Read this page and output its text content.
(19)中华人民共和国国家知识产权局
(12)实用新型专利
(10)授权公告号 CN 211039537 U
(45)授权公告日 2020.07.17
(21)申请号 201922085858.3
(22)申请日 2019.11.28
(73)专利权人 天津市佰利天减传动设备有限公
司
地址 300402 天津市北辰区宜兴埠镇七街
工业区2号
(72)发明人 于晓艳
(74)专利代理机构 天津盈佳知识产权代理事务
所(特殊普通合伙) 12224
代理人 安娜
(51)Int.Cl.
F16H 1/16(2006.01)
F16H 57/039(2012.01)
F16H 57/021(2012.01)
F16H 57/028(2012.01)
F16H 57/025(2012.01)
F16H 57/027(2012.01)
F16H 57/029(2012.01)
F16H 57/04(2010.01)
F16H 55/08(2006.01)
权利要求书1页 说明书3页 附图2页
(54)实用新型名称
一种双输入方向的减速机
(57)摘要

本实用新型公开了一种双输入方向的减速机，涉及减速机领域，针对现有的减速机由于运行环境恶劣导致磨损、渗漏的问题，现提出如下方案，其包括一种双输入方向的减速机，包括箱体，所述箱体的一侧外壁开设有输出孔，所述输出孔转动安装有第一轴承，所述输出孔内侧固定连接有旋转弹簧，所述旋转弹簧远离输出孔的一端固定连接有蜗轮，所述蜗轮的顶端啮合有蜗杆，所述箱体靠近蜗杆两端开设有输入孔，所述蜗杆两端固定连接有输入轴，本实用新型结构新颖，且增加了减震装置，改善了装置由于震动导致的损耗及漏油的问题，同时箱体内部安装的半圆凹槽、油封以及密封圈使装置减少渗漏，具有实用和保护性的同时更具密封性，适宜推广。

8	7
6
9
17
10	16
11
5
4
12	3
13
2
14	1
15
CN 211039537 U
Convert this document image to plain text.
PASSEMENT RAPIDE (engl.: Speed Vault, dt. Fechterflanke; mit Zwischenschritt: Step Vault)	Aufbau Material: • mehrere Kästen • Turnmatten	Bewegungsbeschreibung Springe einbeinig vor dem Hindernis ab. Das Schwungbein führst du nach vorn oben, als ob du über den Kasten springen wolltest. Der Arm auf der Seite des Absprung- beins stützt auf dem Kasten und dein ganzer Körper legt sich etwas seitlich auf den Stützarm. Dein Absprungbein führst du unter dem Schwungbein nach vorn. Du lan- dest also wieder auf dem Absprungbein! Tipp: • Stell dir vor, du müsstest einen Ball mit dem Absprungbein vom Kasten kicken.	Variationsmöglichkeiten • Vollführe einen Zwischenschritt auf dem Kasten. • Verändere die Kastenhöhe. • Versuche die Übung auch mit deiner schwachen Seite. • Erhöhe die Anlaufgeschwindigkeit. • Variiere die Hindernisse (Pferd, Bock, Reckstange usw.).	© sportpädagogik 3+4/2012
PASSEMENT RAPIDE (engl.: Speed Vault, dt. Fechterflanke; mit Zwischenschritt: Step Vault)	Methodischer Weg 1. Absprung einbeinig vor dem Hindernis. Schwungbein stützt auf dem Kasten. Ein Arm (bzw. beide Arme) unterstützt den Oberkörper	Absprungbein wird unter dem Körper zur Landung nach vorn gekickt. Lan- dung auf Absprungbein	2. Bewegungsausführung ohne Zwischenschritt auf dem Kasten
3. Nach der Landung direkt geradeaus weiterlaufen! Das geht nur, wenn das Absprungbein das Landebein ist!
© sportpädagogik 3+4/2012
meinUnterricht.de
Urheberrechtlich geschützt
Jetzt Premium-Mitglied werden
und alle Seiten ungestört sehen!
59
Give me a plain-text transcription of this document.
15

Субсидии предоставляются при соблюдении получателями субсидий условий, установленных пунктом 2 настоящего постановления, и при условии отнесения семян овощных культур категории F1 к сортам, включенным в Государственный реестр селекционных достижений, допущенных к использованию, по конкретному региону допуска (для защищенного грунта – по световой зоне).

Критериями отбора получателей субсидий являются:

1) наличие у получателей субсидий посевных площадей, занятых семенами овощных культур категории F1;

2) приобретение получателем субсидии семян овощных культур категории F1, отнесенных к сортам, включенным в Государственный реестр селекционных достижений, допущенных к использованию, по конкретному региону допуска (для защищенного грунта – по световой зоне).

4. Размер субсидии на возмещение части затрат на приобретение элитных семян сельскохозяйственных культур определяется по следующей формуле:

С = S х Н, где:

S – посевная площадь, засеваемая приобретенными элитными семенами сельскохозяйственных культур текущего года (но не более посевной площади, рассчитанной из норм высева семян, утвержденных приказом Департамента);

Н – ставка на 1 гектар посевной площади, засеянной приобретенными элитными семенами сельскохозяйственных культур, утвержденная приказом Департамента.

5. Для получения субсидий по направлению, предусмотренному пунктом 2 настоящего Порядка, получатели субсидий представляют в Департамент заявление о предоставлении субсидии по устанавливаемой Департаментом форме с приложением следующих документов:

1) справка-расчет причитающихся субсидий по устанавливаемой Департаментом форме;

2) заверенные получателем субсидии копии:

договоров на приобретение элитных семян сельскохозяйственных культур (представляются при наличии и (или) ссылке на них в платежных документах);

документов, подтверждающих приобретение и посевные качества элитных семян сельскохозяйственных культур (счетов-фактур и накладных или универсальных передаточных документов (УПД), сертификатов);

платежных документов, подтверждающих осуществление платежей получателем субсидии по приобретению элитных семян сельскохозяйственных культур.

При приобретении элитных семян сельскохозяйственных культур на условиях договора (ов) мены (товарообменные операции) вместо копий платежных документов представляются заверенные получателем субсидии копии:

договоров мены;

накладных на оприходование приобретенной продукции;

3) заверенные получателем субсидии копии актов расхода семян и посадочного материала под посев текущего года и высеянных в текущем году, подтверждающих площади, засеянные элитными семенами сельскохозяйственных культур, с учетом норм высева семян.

════════════════════

→ Set problem: The records above should be duplicated in full, exactly as given.

→ Full answer:
Read this page and output its text content.
(19)中华人民共和国国家知识产权局
(12)实用新型专利
(10)授权公告号 CN 211039537 U
(45)授权公告日 2020.07.17
(21)申请号 201922085858.3
(22)申请日 2019.11.28
(73)专利权人 天津市佰利天减传动设备有限公
司
地址 300402 天津市北辰区宜兴埠镇七街
工业区2号
(72)发明人 于晓艳
(74)专利代理机构 天津盈佳知识产权代理事务
所(特殊普通合伙) 12224
代理人 安娜
(51)Int.Cl.
F16H 1/16(2006.01)
F16H 57/039(2012.01)
F16H 57/021(2012.01)
F16H 57/028(2012.01)
F16H 57/025(2012.01)
F16H 57/027(2012.01)
F16H 57/029(2012.01)
F16H 57/04(2010.01)
F16H 55/08(2006.01)
权利要求书1页 说明书3页 附图2页
(54)实用新型名称
一种双输入方向的减速机
(57)摘要

本实用新型公开了一种双输入方向的减速机，涉及减速机领域，针对现有的减速机由于运行环境恶劣导致磨损、渗漏的问题，现提出如下方案，其包括一种双输入方向的减速机，包括箱体，所述箱体的一侧外壁开设有输出孔，所述输出孔转动安装有第一轴承，所述输出孔内侧固定连接有旋转弹簧，所述旋转弹簧远离输出孔的一端固定连接有蜗轮，所述蜗轮的顶端啮合有蜗杆，所述箱体靠近蜗杆两端开设有输入孔，所述蜗杆两端固定连接有输入轴，本实用新型结构新颖，且增加了减震装置，改善了装置由于震动导致的损耗及漏油的问题，同时箱体内部安装的半圆凹槽、油封以及密封圈使装置减少渗漏，具有实用和保护性的同时更具密封性，适宜推广。

8	7
6
9
17
10	16
11
5
4
12	3
13
2
14	1
15
CN 211039537 U
Convert this document image to plain text.
PASSEMENT RAPIDE (engl.: Speed Vault, dt. Fechterflanke; mit Zwischenschritt: Step Vault)	Aufbau Material: • mehrere Kästen • Turnmatten	Bewegungsbeschreibung Springe einbeinig vor dem Hindernis ab. Das Schwungbein führst du nach vorn oben, als ob du über den Kasten springen wolltest. Der Arm auf der Seite des Absprung- beins stützt auf dem Kasten und dein ganzer Körper legt sich etwas seitlich auf den Stützarm. Dein Absprungbein führst du unter dem Schwungbein nach vorn. Du lan- dest also wieder auf dem Absprungbein! Tipp: • Stell dir vor, du müsstest einen Ball mit dem Absprungbein vom Kasten kicken.	Variationsmöglichkeiten • Vollführe einen Zwischenschritt auf dem Kasten. • Verändere die Kastenhöhe. • Versuche die Übung auch mit deiner schwachen Seite. • Erhöhe die Anlaufgeschwindigkeit. • Variiere die Hindernisse (Pferd, Bock, Reckstange usw.).	© sportpädagogik 3+4/2012
PASSEMENT RAPIDE (engl.: Speed Vault, dt. Fechterflanke; mit Zwischenschritt: Step Vault)	Methodischer Weg 1. Absprung einbeinig vor dem Hindernis. Schwungbein stützt auf dem Kasten. Ein Arm (bzw. beide Arme) unterstützt den Oberkörper	Absprungbein wird unter dem Körper zur Landung nach vorn gekickt. Lan- dung auf Absprungbein	2. Bewegungsausführung ohne Zwischenschritt auf dem Kasten
3. Nach der Landung direkt geradeaus weiterlaufen! Das geht nur, wenn das Absprungbein das Landebein ist!
© sportpädagogik 3+4/2012
meinUnterricht.de
Urheberrechtlich geschützt
Jetzt Premium-Mitglied werden
und alle Seiten ungestört sehen!
59
Give me a plain-text transcription of this document.
15

Субсидии предоставляются при соблюдении получателями субсидий условий, установленных пунктом 2 настоящего постановления, и при условии отнесения семян овощных культур категории F1 к сортам, включенным в Государственный реестр селекционных достижений, допущенных к использованию, по конкретному региону допуска (для защищенного грунта – по световой зоне).

Критериями отбора получателей субсидий являются:

1) наличие у получателей субсидий посевных площадей, занятых семенами овощных культур категории F1;

2) приобретение получателем субсидии семян овощных культур категории F1, отнесенных к сортам, включенным в Государственный реестр селекционных достижений, допущенных к использованию, по конкретному региону допуска (для защищенного грунта – по световой зоне).

4. Размер субсидии на возмещение части затрат на приобретение элитных семян сельскохозяйственных культур определяется по следующей формуле:

С = S х Н, где:

S – посевная площадь, засеваемая приобретенными элитными семенами сельскохозяйственных культур текущего года (но не более посевной площади, рассчитанной из норм высева семян, утвержденных приказом Департамента);

Н – ставка на 1 гектар посевной площади, засеянной приобретенными элитными семенами сельскохозяйственных культур, утвержденная приказом Департамента.

5. Для получения субсидий по направлению, предусмотренному пунктом 2 настоящего Порядка, получатели субсидий представляют в Департамент заявление о предоставлении субсидии по устанавливаемой Департаментом форме с приложением следующих документов:

1) справка-расчет причитающихся субсидий по устанавливаемой Департаментом форме;

2) заверенные получателем субсидии копии:

договоров на приобретение элитных семян сельскохозяйственных культур (представляются при наличии и (или) ссылке на них в платежных документах);

документов, подтверждающих приобретение и посевные качества элитных семян сельскохозяйственных культур (счетов-фактур и накладных или универсальных передаточных документов (УПД), сертификатов);

платежных документов, подтверждающих осуществление платежей получателем субсидии по приобретению элитных семян сельскохозяйственных культур.

При приобретении элитных семян сельскохозяйственных культур на условиях договора (ов) мены (товарообменные операции) вместо копий платежных документов представляются заверенные получателем субсидии копии:

договоров мены;

накладных на оприходование приобретенной продукции;

3) заверенные получателем субсидии копии актов расхода семян и посадочного материала под посев текущего года и высеянных в текущем году, подтверждающих площади, засеянные элитными семенами сельскохозяйственных культур, с учетом норм высева семян.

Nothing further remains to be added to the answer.